▶ **What to work on**: Without the pictures, copy all the entries below exactly.

── Excerpted data ──

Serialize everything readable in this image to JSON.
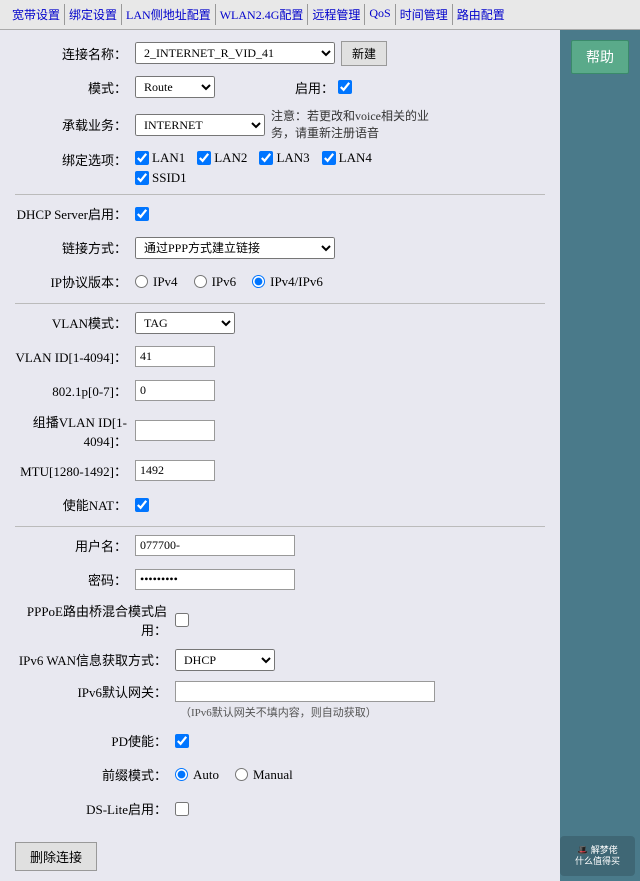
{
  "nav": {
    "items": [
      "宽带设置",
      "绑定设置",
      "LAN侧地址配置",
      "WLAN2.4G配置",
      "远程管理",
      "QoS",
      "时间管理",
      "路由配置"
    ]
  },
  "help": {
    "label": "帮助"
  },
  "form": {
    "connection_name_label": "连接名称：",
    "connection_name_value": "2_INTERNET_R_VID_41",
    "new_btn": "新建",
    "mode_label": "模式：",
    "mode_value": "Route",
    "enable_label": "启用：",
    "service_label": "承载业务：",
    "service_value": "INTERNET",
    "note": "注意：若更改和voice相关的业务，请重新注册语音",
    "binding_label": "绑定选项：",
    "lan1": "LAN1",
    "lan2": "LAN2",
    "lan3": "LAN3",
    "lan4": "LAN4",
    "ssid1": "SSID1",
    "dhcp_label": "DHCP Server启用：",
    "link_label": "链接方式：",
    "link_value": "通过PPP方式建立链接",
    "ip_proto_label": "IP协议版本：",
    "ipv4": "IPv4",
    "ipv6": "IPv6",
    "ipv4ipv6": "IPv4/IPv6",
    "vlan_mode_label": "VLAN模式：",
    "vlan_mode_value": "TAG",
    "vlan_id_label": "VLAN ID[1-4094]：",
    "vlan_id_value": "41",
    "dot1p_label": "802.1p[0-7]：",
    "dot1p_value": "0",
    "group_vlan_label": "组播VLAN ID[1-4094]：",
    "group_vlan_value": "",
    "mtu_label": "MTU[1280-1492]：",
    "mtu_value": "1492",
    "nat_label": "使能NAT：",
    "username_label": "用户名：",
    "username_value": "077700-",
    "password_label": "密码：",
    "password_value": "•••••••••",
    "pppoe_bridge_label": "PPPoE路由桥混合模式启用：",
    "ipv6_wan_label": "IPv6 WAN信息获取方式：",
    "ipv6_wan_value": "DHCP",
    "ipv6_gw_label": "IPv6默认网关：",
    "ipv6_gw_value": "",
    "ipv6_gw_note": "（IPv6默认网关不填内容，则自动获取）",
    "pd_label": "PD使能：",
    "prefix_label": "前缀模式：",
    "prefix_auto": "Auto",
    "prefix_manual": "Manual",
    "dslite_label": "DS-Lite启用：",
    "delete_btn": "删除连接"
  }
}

───

▶ **Solution below**:
Serialize everything readable in this image to JSON.
{
  "nav": {
    "items": [
      "宽带设置",
      "绑定设置",
      "LAN侧地址配置",
      "WLAN2.4G配置",
      "远程管理",
      "QoS",
      "时间管理",
      "路由配置"
    ]
  },
  "help": {
    "label": "帮助"
  },
  "form": {
    "connection_name_label": "连接名称：",
    "connection_name_value": "2_INTERNET_R_VID_41",
    "new_btn": "新建",
    "mode_label": "模式：",
    "mode_value": "Route",
    "enable_label": "启用：",
    "service_label": "承载业务：",
    "service_value": "INTERNET",
    "note": "注意：若更改和voice相关的业务，请重新注册语音",
    "binding_label": "绑定选项：",
    "lan1": "LAN1",
    "lan2": "LAN2",
    "lan3": "LAN3",
    "lan4": "LAN4",
    "ssid1": "SSID1",
    "dhcp_label": "DHCP Server启用：",
    "link_label": "链接方式：",
    "link_value": "通过PPP方式建立链接",
    "ip_proto_label": "IP协议版本：",
    "ipv4": "IPv4",
    "ipv6": "IPv6",
    "ipv4ipv6": "IPv4/IPv6",
    "vlan_mode_label": "VLAN模式：",
    "vlan_mode_value": "TAG",
    "vlan_id_label": "VLAN ID[1-4094]：",
    "vlan_id_value": "41",
    "dot1p_label": "802.1p[0-7]：",
    "dot1p_value": "0",
    "group_vlan_label": "组播VLAN ID[1-4094]：",
    "group_vlan_value": "",
    "mtu_label": "MTU[1280-1492]：",
    "mtu_value": "1492",
    "nat_label": "使能NAT：",
    "username_label": "用户名：",
    "username_value": "077700-",
    "password_label": "密码：",
    "password_value": "•••••••••",
    "pppoe_bridge_label": "PPPoE路由桥混合模式启用：",
    "ipv6_wan_label": "IPv6 WAN信息获取方式：",
    "ipv6_wan_value": "DHCP",
    "ipv6_gw_label": "IPv6默认网关：",
    "ipv6_gw_value": "",
    "ipv6_gw_note": "（IPv6默认网关不填内容，则自动获取）",
    "pd_label": "PD使能：",
    "prefix_label": "前缀模式：",
    "prefix_auto": "Auto",
    "prefix_manual": "Manual",
    "dslite_label": "DS-Lite启用：",
    "delete_btn": "删除连接"
  }
}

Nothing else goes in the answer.